→ SET EXERCISE:
Write every entry out again exactly, please, and skip the pictures.

→ SUPPLIED INFORMATION:
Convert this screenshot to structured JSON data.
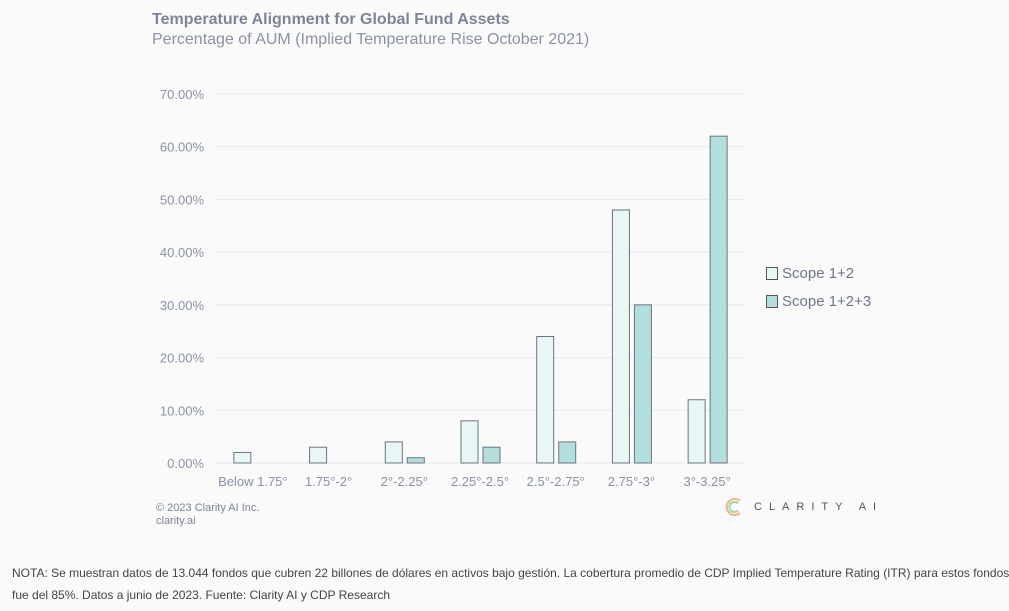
{
  "chart_data": {
    "type": "bar",
    "title": "Temperature Alignment for Global Fund Assets",
    "subtitle": "Percentage of AUM (Implied Temperature Rise October 2021)",
    "categories": [
      "Below 1.75°",
      "1.75°-2°",
      "2°-2.25°",
      "2.25°-2.5°",
      "2.5°-2.75°",
      "2.75°-3°",
      "3°-3.25°"
    ],
    "series": [
      {
        "name": "Scope 1+2",
        "values": [
          2,
          3,
          4,
          8,
          24,
          48,
          12
        ],
        "color": "#e8f6f6"
      },
      {
        "name": "Scope 1+2+3",
        "values": [
          0,
          0,
          1,
          3,
          4,
          30,
          62
        ],
        "color": "#b2dfdc"
      }
    ],
    "yticks": [
      "0.00%",
      "10.00%",
      "20.00%",
      "30.00%",
      "40.00%",
      "50.00%",
      "60.00%",
      "70.00%"
    ],
    "ylim": [
      0,
      70
    ],
    "grid": true,
    "legend": "right"
  },
  "footer": {
    "copyright": "© 2023 Clarity AI Inc.",
    "site": "clarity.ai",
    "logo": "CLARITY AI"
  },
  "note": "NOTA: Se muestran datos de 13.044 fondos que cubren 22 billones de dólares en activos bajo gestión. La cobertura promedio de CDP Implied Temperature Rating (ITR) para estos fondos fue del 85%. Datos a junio de 2023. Fuente: Clarity AI y CDP Research"
}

→ RESPONSE:
Convert this screenshot to structured JSON data.
{
  "chart_data": {
    "type": "bar",
    "title": "Temperature Alignment for Global Fund Assets",
    "subtitle": "Percentage of AUM (Implied Temperature Rise October 2021)",
    "categories": [
      "Below 1.75°",
      "1.75°-2°",
      "2°-2.25°",
      "2.25°-2.5°",
      "2.5°-2.75°",
      "2.75°-3°",
      "3°-3.25°"
    ],
    "series": [
      {
        "name": "Scope 1+2",
        "values": [
          2,
          3,
          4,
          8,
          24,
          48,
          12
        ],
        "color": "#e8f6f6"
      },
      {
        "name": "Scope 1+2+3",
        "values": [
          0,
          0,
          1,
          3,
          4,
          30,
          62
        ],
        "color": "#b2dfdc"
      }
    ],
    "yticks": [
      "0.00%",
      "10.00%",
      "20.00%",
      "30.00%",
      "40.00%",
      "50.00%",
      "60.00%",
      "70.00%"
    ],
    "ylim": [
      0,
      70
    ],
    "grid": true,
    "legend": "right"
  },
  "footer": {
    "copyright": "© 2023 Clarity AI Inc.",
    "site": "clarity.ai",
    "logo": "CLARITY AI"
  },
  "note": "NOTA: Se muestran datos de 13.044 fondos que cubren 22 billones de dólares en activos bajo gestión. La cobertura promedio de CDP Implied Temperature Rating (ITR) para estos fondos fue del 85%. Datos a junio de 2023. Fuente: Clarity AI y CDP Research"
}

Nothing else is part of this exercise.